** Begin SUPPLIED ENTRIES **

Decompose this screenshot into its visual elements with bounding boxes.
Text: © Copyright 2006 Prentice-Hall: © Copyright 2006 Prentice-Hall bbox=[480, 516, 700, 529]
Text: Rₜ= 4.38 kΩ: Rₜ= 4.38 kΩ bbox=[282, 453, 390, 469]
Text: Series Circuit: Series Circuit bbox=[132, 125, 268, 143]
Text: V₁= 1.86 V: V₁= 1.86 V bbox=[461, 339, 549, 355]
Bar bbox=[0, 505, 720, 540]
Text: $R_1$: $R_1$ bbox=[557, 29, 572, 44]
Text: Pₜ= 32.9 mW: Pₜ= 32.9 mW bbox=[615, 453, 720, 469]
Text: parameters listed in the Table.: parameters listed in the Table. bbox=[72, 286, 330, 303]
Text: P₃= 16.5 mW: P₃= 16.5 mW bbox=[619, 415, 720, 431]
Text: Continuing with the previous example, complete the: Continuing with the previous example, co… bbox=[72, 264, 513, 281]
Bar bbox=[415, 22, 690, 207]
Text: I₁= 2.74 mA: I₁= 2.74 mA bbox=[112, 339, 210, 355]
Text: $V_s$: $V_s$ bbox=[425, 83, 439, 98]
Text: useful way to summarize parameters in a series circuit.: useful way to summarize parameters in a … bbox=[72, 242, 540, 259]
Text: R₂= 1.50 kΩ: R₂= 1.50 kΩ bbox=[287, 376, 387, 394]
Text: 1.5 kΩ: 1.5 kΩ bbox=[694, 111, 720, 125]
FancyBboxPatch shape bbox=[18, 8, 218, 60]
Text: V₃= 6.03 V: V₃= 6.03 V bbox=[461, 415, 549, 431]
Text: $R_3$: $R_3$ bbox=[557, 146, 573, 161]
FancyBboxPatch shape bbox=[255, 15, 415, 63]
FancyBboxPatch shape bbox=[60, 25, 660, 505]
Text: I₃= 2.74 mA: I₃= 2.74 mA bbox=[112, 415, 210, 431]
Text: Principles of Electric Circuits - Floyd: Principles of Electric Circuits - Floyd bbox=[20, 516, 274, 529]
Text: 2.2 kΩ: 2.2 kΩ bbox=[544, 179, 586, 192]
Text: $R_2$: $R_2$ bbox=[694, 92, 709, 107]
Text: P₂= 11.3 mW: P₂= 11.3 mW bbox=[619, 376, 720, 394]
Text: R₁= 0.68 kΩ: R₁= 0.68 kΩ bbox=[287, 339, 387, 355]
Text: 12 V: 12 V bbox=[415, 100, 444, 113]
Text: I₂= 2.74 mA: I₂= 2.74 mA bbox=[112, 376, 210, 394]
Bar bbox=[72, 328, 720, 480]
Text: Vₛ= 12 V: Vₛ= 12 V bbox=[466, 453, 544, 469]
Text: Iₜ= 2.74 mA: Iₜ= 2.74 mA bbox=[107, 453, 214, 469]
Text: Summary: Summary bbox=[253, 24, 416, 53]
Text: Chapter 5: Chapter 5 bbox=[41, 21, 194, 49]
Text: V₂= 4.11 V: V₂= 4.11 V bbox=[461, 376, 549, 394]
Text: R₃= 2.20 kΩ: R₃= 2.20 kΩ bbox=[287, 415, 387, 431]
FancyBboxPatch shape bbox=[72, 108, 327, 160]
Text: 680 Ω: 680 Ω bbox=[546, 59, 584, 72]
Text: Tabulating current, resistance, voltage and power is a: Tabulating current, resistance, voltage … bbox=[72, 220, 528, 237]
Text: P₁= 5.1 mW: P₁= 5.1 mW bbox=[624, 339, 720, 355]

** End SUPPLIED ENTRIES **

Return all of the rows above verbatim, keeping every character and their original order.

Decompose this screenshot into its visual elements with bounding boxes.
Text: © Copyright 2006 Prentice-Hall: © Copyright 2006 Prentice-Hall bbox=[480, 516, 700, 529]
Text: Rₜ= 4.38 kΩ: Rₜ= 4.38 kΩ bbox=[282, 453, 390, 469]
Text: Series Circuit: Series Circuit bbox=[132, 125, 268, 143]
Text: V₁= 1.86 V: V₁= 1.86 V bbox=[461, 339, 549, 355]
Bar bbox=[0, 505, 720, 540]
Text: $R_1$: $R_1$ bbox=[557, 29, 572, 44]
Text: Pₜ= 32.9 mW: Pₜ= 32.9 mW bbox=[615, 453, 720, 469]
Text: parameters listed in the Table.: parameters listed in the Table. bbox=[72, 286, 330, 303]
Text: P₃= 16.5 mW: P₃= 16.5 mW bbox=[619, 415, 720, 431]
Text: Continuing with the previous example, complete the: Continuing with the previous example, co… bbox=[72, 264, 513, 281]
Bar bbox=[415, 22, 690, 207]
Text: I₁= 2.74 mA: I₁= 2.74 mA bbox=[112, 339, 210, 355]
Text: $V_s$: $V_s$ bbox=[425, 83, 439, 98]
Text: useful way to summarize parameters in a series circuit.: useful way to summarize parameters in a … bbox=[72, 242, 540, 259]
Text: R₂= 1.50 kΩ: R₂= 1.50 kΩ bbox=[287, 376, 387, 394]
Text: 1.5 kΩ: 1.5 kΩ bbox=[694, 111, 720, 125]
FancyBboxPatch shape bbox=[18, 8, 218, 60]
Text: V₃= 6.03 V: V₃= 6.03 V bbox=[461, 415, 549, 431]
Text: $R_3$: $R_3$ bbox=[557, 146, 573, 161]
FancyBboxPatch shape bbox=[255, 15, 415, 63]
FancyBboxPatch shape bbox=[60, 25, 660, 505]
Text: I₃= 2.74 mA: I₃= 2.74 mA bbox=[112, 415, 210, 431]
Text: Principles of Electric Circuits - Floyd: Principles of Electric Circuits - Floyd bbox=[20, 516, 274, 529]
Text: 2.2 kΩ: 2.2 kΩ bbox=[544, 179, 586, 192]
Text: $R_2$: $R_2$ bbox=[694, 92, 709, 107]
Text: P₂= 11.3 mW: P₂= 11.3 mW bbox=[619, 376, 720, 394]
Text: R₁= 0.68 kΩ: R₁= 0.68 kΩ bbox=[287, 339, 387, 355]
Text: 12 V: 12 V bbox=[415, 100, 444, 113]
Text: I₂= 2.74 mA: I₂= 2.74 mA bbox=[112, 376, 210, 394]
Bar bbox=[72, 328, 720, 480]
Text: Vₛ= 12 V: Vₛ= 12 V bbox=[466, 453, 544, 469]
Text: Iₜ= 2.74 mA: Iₜ= 2.74 mA bbox=[107, 453, 214, 469]
Text: Summary: Summary bbox=[253, 24, 416, 53]
Text: Chapter 5: Chapter 5 bbox=[41, 21, 194, 49]
Text: V₂= 4.11 V: V₂= 4.11 V bbox=[461, 376, 549, 394]
Text: R₃= 2.20 kΩ: R₃= 2.20 kΩ bbox=[287, 415, 387, 431]
FancyBboxPatch shape bbox=[72, 108, 327, 160]
Text: 680 Ω: 680 Ω bbox=[546, 59, 584, 72]
Text: Tabulating current, resistance, voltage and power is a: Tabulating current, resistance, voltage … bbox=[72, 220, 528, 237]
Text: P₁= 5.1 mW: P₁= 5.1 mW bbox=[624, 339, 720, 355]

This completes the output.